## The exercise
Go through the data below. List every line that holds the word "name".

## Dataset entries
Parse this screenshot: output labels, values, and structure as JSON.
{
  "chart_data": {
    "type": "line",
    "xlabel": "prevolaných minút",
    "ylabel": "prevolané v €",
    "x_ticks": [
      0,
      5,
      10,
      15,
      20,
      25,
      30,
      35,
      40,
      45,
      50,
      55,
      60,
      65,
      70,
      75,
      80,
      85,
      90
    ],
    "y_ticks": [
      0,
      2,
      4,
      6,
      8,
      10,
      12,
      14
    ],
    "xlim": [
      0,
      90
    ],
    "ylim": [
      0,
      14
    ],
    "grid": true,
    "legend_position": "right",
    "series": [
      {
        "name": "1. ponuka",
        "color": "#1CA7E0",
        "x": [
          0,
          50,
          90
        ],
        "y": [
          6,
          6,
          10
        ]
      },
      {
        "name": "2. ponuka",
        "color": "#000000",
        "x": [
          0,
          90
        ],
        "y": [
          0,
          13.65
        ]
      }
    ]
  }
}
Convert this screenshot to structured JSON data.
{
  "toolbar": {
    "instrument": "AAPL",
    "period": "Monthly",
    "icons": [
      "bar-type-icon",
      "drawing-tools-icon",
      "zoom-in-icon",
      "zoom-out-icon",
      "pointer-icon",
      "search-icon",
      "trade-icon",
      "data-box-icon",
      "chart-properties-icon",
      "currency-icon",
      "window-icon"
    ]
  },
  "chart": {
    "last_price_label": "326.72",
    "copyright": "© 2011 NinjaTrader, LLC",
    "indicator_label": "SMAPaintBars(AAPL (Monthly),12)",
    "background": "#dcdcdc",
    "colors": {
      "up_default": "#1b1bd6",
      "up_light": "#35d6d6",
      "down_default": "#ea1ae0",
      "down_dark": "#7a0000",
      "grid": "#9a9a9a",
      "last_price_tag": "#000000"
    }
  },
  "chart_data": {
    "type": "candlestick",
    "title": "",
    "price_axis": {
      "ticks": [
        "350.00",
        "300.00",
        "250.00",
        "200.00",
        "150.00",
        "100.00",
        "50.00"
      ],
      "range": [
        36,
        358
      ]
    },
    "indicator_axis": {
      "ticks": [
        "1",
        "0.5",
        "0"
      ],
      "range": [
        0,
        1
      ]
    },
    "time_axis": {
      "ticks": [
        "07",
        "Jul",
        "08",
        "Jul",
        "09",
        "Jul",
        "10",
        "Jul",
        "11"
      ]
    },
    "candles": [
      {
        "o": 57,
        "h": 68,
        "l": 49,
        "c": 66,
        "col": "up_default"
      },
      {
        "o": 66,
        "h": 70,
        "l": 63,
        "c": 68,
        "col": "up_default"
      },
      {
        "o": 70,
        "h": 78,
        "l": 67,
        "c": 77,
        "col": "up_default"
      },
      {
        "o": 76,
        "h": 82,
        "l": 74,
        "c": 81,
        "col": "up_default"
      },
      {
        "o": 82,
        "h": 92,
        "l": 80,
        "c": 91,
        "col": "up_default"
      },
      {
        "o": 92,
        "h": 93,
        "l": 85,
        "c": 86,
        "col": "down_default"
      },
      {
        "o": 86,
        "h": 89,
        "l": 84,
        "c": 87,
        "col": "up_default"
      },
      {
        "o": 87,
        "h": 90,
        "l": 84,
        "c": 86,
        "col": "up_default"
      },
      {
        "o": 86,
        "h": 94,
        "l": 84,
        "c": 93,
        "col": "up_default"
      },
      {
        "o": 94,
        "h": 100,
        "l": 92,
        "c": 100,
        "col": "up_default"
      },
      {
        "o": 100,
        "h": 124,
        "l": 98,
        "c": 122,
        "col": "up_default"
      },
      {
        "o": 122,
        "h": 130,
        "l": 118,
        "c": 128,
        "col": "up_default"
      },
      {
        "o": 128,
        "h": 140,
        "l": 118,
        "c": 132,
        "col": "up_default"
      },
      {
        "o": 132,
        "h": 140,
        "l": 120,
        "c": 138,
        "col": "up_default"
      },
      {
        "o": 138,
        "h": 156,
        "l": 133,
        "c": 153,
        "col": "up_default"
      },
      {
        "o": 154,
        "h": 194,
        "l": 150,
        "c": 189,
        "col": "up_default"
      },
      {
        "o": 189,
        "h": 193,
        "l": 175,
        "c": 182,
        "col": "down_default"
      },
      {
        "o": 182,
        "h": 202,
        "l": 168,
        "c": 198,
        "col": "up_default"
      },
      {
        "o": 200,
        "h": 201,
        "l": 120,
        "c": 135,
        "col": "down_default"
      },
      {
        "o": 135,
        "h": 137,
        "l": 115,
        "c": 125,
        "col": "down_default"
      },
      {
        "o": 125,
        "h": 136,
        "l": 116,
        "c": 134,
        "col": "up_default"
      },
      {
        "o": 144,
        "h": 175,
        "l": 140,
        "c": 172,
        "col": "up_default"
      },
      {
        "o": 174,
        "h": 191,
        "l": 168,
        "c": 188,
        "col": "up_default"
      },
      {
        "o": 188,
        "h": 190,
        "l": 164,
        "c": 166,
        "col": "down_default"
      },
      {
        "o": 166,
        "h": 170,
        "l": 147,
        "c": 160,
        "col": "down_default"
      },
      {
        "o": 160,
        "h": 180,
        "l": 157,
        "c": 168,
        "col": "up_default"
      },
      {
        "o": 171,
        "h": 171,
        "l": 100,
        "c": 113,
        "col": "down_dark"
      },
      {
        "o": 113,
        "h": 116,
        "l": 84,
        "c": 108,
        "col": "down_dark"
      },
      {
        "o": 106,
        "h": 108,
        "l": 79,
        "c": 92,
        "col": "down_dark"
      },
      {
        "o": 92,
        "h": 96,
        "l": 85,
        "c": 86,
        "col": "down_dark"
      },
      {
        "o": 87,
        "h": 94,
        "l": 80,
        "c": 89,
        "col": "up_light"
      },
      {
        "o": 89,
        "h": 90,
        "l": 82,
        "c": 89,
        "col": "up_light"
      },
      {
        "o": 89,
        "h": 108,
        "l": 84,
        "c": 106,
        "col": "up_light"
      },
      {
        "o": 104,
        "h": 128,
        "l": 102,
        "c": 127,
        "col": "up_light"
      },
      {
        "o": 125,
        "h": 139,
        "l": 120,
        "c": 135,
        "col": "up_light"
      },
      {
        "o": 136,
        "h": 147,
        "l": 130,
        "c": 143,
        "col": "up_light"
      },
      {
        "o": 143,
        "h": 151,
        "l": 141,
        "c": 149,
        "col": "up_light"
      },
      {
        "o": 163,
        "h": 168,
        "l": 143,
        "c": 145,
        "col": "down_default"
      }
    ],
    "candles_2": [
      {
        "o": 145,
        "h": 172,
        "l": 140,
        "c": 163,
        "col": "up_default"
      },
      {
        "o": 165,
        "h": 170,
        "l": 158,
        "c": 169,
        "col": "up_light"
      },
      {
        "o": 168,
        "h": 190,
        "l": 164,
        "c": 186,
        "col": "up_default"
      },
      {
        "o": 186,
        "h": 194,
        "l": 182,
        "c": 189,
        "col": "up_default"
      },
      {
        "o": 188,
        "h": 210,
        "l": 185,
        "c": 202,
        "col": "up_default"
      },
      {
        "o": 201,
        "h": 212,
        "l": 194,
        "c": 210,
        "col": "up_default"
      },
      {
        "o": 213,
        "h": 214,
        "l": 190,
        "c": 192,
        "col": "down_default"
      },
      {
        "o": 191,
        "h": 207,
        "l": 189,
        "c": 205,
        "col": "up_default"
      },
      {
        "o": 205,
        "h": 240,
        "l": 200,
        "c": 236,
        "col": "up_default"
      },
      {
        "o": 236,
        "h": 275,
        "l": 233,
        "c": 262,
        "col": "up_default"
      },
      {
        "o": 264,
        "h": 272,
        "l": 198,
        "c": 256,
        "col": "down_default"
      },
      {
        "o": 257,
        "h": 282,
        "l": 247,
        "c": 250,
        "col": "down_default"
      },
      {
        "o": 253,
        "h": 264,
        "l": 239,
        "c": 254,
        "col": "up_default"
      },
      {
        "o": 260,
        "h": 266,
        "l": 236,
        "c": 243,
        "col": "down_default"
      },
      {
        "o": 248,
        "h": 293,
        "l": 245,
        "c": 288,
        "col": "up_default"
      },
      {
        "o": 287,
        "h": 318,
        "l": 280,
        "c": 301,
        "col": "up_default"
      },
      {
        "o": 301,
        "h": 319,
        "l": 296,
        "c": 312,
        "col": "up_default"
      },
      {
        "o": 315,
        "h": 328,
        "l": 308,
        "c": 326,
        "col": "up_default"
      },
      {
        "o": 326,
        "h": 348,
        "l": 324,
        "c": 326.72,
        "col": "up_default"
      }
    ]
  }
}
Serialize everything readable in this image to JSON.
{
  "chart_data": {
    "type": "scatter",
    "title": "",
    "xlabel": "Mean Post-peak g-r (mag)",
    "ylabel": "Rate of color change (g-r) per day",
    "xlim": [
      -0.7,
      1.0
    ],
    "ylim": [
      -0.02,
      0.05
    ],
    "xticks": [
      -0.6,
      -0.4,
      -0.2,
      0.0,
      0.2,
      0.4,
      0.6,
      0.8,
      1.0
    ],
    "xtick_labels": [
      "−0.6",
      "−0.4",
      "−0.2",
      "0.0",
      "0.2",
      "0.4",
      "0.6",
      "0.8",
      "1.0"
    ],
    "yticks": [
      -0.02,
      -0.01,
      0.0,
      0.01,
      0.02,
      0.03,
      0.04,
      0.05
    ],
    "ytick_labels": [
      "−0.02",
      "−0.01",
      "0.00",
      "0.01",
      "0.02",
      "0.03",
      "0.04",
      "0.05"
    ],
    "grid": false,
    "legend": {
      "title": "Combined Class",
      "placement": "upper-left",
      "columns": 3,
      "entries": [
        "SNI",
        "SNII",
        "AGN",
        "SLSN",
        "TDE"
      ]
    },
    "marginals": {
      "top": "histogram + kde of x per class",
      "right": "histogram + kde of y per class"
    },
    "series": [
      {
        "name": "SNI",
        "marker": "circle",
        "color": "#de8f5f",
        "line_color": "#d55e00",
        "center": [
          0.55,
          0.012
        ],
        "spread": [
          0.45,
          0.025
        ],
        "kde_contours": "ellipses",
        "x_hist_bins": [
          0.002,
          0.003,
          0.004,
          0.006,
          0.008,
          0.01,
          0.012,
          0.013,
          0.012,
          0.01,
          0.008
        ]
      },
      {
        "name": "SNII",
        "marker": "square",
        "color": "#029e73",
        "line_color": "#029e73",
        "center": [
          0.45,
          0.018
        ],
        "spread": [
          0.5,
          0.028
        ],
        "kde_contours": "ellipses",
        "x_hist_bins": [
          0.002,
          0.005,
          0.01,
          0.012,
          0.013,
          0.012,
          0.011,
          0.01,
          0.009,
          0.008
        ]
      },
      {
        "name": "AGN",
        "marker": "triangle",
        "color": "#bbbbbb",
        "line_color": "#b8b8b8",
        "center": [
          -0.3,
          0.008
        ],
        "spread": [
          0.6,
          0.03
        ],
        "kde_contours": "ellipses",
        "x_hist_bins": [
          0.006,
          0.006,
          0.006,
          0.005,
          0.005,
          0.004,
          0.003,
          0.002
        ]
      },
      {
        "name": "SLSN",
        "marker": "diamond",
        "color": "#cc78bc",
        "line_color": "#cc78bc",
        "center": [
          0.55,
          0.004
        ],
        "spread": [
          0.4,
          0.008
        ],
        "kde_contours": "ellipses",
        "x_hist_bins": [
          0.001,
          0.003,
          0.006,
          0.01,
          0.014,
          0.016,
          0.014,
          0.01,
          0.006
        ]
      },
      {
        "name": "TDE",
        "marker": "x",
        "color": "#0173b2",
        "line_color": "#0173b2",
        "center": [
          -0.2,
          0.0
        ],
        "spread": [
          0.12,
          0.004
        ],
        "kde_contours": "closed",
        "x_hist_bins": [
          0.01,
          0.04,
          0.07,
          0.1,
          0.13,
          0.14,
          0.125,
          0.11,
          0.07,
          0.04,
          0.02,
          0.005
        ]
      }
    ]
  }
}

## Problem solution
        "name": "1. ponuka",
        "name": "2. ponuka",
        "name": "SNI",
        "name": "SNII",
        "name": "AGN",
        "name": "SLSN",
        "name": "TDE",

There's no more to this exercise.